Stored data entries:

--

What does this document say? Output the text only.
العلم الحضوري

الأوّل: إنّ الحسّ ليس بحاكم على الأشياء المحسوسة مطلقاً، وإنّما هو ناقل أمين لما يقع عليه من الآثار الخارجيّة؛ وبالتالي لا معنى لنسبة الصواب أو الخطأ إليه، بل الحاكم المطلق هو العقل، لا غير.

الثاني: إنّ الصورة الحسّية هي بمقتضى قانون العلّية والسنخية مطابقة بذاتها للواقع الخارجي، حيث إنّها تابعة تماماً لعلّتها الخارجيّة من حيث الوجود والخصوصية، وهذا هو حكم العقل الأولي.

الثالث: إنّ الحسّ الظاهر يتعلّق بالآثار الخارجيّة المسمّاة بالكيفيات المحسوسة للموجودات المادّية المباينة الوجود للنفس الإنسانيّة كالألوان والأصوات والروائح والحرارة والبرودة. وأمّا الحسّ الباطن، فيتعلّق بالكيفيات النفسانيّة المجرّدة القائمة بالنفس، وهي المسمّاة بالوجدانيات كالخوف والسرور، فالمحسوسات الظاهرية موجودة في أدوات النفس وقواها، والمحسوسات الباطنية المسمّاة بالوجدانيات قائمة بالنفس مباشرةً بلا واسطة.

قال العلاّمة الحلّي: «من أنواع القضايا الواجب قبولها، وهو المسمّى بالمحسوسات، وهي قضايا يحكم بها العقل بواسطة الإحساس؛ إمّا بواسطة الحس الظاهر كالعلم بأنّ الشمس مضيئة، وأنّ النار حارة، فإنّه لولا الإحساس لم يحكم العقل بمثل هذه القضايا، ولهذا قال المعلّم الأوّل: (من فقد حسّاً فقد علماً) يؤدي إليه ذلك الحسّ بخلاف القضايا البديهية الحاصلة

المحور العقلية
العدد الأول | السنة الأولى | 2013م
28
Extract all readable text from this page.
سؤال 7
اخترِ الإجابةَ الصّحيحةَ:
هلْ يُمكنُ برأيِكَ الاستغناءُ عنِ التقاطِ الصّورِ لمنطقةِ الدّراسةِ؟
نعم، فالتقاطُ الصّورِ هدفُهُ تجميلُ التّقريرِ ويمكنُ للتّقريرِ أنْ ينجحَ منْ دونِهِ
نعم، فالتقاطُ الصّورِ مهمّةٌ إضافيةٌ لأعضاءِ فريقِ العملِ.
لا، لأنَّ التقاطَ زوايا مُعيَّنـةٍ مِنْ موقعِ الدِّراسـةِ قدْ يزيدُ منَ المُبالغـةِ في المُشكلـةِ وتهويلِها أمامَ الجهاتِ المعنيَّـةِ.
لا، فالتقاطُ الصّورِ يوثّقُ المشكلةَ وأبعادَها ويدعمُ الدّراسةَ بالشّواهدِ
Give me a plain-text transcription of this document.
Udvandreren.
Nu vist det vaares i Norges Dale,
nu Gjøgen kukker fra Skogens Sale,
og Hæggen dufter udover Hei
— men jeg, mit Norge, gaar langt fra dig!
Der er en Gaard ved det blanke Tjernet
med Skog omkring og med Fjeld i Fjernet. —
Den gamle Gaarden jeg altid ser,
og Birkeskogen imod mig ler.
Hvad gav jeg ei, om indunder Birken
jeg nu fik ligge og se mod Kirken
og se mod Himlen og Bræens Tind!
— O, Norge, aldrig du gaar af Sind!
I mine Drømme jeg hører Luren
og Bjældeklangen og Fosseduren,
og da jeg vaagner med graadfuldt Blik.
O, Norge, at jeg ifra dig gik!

--

Requirements: Tell how many lines of the data above hold the string "this". Give only the number.

Finished answer: 3